>>>>

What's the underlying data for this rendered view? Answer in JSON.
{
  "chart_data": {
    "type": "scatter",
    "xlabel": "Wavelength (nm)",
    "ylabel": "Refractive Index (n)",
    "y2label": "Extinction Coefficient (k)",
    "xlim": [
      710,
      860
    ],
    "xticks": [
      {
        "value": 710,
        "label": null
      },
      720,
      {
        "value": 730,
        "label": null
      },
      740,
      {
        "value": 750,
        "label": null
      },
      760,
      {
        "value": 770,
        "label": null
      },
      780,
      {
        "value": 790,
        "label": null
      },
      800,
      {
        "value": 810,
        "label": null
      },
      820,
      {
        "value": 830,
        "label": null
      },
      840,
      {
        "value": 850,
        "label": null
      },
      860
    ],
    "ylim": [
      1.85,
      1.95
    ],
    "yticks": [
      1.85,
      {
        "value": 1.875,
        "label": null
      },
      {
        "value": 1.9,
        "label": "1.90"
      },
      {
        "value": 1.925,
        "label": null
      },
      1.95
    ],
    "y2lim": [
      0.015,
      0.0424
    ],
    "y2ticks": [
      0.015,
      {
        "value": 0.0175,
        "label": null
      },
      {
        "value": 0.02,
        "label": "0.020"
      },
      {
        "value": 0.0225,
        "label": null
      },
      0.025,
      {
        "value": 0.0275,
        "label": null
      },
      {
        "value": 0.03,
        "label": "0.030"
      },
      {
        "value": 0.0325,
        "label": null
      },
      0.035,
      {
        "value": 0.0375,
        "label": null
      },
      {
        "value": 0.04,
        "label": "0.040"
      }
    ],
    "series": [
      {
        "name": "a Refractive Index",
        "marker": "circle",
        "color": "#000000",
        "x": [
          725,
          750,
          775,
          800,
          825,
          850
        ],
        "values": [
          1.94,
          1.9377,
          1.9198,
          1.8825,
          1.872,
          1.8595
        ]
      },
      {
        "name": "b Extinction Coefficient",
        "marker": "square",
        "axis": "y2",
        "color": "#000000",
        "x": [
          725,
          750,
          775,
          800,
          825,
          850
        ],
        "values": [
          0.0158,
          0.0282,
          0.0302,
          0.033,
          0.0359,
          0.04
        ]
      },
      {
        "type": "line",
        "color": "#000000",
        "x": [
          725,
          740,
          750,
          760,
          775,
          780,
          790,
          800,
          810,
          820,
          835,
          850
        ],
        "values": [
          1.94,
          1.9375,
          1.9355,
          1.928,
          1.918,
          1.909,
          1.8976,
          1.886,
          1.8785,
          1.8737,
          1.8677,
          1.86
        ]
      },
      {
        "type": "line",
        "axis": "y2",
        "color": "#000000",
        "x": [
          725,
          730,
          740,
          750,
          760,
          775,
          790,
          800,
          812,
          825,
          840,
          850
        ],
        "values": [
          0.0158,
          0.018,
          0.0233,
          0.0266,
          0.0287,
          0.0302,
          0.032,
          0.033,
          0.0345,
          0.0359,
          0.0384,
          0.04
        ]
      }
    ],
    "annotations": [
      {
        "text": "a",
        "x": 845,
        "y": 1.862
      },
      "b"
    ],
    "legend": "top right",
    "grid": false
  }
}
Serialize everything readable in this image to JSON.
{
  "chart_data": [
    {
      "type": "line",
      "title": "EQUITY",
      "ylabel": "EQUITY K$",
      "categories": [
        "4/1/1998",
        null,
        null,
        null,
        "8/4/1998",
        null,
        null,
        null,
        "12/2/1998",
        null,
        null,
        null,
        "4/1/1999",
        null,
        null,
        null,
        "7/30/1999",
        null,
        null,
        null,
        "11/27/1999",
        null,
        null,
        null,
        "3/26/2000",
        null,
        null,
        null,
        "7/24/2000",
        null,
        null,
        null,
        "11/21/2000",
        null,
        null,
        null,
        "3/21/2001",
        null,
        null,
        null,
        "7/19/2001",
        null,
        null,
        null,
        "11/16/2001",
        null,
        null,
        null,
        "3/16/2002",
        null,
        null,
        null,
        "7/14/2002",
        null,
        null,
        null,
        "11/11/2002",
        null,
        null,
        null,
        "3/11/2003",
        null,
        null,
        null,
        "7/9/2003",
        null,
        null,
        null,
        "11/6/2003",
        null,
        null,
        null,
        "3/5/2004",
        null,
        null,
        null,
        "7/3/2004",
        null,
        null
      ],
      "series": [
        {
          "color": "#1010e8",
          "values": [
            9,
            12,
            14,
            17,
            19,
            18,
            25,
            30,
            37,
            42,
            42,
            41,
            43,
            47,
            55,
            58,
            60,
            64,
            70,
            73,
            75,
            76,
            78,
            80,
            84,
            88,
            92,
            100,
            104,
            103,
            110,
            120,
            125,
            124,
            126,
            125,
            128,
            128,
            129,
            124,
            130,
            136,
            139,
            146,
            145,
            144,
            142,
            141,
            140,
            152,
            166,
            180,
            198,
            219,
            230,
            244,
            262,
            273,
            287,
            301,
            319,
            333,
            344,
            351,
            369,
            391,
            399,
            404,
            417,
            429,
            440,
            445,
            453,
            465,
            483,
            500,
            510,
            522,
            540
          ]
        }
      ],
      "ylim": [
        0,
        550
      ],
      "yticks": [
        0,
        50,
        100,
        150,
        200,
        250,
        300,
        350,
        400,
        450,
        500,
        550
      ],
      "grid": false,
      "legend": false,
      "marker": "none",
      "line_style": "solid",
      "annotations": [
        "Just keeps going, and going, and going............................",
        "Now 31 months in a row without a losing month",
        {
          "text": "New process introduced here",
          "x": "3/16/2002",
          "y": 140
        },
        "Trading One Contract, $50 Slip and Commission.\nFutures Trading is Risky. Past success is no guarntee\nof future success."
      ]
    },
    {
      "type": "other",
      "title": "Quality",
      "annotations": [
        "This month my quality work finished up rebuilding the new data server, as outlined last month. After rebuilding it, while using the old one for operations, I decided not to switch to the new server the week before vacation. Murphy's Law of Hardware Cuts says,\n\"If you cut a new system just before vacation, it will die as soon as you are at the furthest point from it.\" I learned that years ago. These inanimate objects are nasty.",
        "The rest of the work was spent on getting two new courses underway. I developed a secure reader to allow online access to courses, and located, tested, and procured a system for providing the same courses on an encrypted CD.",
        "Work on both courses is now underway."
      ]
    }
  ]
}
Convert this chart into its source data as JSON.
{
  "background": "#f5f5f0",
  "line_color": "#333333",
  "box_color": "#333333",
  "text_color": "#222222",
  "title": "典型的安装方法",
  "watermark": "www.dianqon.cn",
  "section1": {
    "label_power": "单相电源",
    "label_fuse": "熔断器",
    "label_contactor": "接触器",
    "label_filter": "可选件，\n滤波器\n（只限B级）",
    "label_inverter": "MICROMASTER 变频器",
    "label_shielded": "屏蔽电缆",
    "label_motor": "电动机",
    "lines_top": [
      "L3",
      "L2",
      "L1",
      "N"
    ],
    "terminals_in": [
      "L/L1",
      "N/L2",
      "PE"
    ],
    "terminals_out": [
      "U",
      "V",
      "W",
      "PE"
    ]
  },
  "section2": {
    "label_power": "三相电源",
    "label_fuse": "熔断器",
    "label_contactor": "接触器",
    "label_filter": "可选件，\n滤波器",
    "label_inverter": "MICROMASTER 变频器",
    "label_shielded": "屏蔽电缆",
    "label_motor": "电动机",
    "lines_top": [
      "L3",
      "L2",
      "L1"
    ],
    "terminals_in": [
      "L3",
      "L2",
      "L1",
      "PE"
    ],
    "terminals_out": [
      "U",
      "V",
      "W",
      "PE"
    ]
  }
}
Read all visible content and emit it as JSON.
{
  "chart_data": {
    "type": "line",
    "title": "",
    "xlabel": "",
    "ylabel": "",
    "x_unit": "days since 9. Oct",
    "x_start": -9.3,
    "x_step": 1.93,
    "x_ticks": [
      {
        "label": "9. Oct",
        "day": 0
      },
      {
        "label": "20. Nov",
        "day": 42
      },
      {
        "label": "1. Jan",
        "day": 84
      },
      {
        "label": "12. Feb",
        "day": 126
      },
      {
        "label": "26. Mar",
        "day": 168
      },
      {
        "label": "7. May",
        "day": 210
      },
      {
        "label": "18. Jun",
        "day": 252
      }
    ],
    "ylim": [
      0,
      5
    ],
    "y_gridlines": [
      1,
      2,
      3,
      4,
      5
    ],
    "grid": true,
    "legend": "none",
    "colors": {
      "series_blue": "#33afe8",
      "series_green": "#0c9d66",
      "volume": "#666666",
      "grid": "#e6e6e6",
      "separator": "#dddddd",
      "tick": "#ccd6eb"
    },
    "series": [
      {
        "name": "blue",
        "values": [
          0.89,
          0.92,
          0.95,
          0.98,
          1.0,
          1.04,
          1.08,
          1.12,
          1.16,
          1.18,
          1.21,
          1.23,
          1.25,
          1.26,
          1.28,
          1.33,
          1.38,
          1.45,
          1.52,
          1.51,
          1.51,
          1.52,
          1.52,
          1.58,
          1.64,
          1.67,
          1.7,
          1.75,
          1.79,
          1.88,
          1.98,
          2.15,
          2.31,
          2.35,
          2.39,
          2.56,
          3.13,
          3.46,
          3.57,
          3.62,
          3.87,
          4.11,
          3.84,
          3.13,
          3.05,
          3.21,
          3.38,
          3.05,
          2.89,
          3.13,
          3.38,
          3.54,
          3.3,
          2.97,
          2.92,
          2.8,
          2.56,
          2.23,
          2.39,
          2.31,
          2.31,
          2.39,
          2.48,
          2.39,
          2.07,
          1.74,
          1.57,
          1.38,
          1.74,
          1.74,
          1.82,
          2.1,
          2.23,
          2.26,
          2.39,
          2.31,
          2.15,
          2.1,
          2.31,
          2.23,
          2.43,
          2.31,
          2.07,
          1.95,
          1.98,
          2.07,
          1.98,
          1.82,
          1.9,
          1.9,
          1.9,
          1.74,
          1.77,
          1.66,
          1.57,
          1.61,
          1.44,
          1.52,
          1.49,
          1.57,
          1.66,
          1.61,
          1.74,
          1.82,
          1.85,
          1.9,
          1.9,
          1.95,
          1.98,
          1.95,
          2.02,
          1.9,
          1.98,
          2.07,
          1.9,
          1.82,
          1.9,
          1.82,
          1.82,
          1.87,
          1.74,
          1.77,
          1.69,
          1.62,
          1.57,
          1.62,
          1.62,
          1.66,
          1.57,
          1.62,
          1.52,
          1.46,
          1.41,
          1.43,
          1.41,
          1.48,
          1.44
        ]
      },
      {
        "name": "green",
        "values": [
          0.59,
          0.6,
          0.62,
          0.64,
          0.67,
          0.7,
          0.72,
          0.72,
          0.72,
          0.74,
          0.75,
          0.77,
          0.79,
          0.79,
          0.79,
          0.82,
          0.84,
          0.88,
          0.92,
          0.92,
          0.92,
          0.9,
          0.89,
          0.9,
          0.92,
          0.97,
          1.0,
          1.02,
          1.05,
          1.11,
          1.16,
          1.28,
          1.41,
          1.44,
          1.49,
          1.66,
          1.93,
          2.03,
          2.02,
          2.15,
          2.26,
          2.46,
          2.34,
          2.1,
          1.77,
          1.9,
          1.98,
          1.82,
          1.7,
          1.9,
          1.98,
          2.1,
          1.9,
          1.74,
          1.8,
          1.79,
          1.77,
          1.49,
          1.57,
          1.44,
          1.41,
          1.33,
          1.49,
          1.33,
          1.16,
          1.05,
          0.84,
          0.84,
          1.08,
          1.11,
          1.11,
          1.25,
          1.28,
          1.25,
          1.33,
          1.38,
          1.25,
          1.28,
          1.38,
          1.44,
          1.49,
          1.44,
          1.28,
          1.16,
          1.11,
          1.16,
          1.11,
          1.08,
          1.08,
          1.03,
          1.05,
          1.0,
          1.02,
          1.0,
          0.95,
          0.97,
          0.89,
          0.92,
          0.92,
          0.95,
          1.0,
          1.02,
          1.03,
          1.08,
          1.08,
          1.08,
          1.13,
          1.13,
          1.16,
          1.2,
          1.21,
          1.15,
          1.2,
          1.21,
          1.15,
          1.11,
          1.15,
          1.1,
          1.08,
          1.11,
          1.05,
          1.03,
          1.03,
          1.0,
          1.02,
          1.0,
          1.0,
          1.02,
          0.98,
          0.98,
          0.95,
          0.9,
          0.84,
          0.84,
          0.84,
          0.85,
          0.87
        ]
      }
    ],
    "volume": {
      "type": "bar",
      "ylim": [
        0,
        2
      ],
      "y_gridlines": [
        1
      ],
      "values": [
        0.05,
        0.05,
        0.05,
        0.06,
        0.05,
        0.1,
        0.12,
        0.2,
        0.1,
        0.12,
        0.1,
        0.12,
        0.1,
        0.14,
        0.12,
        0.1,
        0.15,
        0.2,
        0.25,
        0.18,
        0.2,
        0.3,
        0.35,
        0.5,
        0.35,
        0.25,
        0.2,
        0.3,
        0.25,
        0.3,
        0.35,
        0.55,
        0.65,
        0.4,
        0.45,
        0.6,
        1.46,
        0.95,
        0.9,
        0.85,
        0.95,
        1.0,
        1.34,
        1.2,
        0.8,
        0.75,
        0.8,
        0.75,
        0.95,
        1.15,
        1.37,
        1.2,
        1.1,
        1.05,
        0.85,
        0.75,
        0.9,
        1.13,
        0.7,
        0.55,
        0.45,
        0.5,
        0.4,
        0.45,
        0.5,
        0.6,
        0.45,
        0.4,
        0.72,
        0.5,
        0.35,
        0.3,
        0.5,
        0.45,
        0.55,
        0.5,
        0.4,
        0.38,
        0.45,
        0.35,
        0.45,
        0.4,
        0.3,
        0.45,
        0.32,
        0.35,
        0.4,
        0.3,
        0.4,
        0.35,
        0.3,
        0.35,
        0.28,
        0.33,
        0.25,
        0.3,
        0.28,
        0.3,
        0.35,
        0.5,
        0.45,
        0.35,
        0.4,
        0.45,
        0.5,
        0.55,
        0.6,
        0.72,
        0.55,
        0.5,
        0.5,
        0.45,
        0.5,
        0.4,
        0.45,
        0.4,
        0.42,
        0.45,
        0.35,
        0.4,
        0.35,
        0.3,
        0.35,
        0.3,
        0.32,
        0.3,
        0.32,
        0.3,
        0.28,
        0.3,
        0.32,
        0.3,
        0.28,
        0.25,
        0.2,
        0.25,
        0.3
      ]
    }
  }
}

<<<<

◆ PROBLEM REQUIREMENTS: Pick out the lines containing the string "marker".

◆ ANSWER IN FULL:
        "marker": "circle",
        "marker": "square",
      "marker": "none",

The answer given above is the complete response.